Work required »
Work out how many lines hold "type". Give the number and nothing else.

Information provided »
^^^^^^^^

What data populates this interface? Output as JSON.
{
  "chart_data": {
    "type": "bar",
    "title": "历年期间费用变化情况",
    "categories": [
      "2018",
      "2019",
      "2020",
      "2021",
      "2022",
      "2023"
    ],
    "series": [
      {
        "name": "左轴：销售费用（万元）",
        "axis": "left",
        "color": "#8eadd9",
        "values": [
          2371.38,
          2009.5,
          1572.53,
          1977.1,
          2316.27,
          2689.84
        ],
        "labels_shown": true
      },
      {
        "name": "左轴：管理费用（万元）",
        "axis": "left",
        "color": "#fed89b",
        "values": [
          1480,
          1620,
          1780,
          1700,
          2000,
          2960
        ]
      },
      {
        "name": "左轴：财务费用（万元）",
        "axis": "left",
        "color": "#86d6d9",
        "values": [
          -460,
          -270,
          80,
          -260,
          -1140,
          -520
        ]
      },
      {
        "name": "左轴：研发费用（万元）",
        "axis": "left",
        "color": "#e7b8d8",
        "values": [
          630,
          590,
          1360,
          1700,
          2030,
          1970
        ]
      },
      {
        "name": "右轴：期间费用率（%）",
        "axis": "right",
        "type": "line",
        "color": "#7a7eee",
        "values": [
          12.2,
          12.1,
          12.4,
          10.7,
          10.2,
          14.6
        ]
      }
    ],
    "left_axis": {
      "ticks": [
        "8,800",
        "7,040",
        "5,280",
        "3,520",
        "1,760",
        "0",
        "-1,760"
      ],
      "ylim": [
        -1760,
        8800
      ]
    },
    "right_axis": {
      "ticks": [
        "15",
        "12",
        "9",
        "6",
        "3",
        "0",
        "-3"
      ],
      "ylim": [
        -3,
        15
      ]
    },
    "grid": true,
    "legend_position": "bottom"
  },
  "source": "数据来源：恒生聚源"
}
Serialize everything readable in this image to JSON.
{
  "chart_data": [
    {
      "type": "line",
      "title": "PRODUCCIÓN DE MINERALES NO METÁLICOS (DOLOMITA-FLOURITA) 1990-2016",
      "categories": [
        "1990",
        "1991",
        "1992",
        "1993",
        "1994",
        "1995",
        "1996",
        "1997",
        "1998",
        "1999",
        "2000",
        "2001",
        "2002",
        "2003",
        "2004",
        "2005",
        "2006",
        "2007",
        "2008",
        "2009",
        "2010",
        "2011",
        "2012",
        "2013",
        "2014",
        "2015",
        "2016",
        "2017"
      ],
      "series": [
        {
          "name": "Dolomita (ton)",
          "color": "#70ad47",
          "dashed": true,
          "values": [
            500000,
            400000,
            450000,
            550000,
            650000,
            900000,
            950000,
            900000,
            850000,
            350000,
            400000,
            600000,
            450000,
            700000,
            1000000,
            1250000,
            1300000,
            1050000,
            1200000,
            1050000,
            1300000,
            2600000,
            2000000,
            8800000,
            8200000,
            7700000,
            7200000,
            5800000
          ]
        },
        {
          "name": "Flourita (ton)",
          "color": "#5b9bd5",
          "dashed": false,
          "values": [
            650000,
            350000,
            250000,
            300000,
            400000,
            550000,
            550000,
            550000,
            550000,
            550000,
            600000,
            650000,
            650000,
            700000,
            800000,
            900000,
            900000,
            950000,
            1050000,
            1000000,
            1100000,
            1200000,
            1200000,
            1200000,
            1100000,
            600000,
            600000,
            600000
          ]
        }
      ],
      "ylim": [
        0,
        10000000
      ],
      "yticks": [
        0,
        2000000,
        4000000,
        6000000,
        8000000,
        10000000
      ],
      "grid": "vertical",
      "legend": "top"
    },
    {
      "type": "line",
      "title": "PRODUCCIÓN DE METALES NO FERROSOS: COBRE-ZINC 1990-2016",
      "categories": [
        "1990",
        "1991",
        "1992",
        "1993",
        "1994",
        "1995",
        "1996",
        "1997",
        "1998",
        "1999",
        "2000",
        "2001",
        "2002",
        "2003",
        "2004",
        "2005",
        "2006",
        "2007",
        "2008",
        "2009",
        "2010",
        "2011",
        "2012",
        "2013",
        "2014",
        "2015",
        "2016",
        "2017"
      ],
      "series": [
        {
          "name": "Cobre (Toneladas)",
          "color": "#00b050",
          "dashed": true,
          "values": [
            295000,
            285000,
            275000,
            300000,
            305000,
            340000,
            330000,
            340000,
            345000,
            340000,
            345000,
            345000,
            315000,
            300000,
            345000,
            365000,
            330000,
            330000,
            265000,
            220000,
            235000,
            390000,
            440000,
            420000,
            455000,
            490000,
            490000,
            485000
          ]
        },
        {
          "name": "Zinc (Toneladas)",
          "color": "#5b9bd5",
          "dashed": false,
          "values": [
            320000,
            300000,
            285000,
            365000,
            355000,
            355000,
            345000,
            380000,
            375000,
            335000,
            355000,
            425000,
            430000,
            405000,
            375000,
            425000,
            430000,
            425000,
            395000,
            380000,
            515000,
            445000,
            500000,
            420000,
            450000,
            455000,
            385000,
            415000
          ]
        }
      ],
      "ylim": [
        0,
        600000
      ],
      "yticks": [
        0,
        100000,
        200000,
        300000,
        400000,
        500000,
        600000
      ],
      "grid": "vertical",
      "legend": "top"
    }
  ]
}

^^^^^^^^

Full solution »
4